WHAT TO WORK ON: Search the listing below for the string "Site" and show each line that contains it.

Records about charts and figures:

— Begin —

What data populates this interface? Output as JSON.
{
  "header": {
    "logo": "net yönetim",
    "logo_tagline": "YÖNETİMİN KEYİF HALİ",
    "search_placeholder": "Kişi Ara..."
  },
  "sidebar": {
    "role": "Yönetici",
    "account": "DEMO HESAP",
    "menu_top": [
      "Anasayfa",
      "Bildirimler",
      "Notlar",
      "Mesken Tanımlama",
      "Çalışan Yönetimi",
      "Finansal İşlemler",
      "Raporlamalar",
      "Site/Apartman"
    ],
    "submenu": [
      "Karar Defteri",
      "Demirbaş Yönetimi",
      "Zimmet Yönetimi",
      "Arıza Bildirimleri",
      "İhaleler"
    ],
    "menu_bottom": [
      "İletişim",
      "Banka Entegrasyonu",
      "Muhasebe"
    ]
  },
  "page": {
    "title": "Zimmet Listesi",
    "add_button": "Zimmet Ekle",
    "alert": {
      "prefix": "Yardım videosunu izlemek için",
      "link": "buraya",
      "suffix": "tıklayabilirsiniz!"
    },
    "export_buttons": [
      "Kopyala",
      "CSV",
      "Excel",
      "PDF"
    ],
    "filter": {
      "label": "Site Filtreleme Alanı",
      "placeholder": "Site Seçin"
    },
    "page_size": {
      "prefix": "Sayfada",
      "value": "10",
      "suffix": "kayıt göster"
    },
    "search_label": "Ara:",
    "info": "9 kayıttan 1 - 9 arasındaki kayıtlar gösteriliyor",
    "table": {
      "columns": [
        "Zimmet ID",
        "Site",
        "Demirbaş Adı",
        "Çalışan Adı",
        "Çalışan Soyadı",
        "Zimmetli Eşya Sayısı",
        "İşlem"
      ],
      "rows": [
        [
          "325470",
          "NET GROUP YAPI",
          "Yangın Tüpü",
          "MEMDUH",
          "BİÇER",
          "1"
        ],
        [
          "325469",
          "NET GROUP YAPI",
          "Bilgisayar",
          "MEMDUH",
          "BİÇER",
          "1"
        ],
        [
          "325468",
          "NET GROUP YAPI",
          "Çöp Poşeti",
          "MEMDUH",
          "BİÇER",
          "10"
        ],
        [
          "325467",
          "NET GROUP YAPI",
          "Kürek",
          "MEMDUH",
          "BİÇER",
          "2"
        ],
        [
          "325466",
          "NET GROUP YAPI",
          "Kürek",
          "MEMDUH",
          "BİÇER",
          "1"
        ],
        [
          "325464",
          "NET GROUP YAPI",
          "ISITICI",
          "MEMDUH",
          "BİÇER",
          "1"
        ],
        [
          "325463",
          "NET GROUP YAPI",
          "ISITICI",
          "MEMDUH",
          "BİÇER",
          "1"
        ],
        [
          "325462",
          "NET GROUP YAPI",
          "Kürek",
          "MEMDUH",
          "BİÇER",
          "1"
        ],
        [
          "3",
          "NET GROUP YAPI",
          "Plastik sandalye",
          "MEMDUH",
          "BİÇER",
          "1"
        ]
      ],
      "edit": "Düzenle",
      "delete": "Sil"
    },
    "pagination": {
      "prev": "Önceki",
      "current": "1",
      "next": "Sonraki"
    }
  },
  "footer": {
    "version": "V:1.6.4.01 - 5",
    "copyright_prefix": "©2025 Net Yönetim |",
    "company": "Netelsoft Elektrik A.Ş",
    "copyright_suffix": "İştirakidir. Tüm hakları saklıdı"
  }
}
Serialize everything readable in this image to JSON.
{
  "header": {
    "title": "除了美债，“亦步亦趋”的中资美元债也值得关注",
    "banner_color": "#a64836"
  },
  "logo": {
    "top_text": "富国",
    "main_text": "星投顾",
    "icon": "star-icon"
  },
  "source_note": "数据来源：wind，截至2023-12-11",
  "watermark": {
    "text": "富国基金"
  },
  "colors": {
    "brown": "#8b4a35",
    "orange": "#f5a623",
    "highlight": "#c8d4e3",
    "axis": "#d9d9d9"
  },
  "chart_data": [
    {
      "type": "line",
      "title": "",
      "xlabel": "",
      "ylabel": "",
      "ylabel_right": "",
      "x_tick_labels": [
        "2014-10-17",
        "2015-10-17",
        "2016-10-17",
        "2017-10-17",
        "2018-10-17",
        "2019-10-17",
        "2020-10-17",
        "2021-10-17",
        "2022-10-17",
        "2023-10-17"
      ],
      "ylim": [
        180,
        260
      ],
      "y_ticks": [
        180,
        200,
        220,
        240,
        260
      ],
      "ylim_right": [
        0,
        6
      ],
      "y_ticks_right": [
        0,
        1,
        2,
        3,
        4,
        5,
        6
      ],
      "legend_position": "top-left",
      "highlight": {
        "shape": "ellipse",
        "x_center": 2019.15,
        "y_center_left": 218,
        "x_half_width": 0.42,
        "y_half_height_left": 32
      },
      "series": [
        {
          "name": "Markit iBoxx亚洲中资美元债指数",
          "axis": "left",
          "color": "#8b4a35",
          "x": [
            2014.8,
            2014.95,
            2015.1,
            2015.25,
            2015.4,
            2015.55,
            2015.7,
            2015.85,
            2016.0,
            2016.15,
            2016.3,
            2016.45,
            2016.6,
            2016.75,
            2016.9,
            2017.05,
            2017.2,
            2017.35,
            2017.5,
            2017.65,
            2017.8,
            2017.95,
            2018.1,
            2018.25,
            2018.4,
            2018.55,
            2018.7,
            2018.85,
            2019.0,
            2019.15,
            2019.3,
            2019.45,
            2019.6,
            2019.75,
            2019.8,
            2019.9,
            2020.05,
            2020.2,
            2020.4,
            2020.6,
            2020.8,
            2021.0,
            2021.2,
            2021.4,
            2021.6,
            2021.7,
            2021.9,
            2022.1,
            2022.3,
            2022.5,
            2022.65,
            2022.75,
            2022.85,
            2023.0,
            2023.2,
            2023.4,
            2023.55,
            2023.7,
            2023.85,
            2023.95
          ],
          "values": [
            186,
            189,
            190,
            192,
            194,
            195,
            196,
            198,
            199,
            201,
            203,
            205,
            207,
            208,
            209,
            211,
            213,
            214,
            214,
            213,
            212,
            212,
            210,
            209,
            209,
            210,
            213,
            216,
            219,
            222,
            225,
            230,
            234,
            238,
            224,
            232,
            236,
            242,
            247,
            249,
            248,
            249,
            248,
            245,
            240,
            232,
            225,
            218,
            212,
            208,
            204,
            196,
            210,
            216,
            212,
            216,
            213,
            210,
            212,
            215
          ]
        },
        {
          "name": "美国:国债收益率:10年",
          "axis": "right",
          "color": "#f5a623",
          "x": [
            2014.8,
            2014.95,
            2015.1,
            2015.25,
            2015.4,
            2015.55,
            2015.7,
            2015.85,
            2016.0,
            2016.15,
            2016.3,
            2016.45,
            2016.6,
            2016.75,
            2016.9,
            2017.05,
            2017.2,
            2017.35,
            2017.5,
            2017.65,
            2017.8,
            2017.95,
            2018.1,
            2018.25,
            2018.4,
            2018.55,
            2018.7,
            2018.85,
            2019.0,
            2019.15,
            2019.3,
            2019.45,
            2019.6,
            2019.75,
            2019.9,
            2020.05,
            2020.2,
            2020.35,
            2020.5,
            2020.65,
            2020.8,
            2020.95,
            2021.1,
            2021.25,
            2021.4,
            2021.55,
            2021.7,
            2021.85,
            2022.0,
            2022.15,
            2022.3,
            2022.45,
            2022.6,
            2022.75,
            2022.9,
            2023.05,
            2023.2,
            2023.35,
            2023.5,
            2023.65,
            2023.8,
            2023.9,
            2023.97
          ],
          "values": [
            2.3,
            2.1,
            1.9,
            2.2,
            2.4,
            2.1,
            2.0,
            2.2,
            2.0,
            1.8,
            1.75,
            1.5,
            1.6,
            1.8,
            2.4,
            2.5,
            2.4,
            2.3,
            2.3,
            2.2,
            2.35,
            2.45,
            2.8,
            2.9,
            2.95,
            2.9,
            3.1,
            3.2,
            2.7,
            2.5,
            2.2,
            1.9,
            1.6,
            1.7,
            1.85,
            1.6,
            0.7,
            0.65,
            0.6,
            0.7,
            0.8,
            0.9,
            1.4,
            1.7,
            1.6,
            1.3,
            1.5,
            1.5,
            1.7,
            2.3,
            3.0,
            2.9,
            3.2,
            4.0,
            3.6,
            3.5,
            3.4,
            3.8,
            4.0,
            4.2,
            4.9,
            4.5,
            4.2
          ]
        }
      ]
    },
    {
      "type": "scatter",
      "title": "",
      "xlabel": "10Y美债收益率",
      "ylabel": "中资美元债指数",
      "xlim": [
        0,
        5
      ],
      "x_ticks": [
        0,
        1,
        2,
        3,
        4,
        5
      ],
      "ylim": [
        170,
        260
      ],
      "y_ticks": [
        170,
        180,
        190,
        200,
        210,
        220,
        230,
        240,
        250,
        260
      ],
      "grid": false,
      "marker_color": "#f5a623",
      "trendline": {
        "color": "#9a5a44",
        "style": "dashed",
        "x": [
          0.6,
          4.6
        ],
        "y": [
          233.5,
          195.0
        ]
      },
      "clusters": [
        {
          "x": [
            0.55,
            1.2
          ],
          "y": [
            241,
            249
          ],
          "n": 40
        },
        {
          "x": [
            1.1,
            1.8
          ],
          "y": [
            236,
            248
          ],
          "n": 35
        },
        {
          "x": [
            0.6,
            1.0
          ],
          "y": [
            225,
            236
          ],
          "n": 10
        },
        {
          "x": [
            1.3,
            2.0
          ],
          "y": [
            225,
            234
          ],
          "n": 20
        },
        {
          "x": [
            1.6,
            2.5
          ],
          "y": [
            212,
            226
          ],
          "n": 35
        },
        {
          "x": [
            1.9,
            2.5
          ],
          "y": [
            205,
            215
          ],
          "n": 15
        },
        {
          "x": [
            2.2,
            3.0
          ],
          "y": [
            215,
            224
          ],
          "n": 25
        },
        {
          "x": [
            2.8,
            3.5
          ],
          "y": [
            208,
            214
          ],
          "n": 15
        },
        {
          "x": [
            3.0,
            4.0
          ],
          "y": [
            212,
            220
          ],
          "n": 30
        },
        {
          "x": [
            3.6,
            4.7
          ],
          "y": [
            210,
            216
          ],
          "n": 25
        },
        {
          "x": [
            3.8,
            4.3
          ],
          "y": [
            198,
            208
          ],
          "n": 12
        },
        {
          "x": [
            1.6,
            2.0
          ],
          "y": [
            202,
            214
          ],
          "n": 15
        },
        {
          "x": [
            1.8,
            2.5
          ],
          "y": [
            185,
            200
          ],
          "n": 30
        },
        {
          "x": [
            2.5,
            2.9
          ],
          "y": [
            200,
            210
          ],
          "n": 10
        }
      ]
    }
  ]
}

— End —

SOLUTION TO THIS EXERCISE:
      "Site/Apartman"
      "label": "Site Filtreleme Alanı",
      "placeholder": "Site Seçin"
        "Site",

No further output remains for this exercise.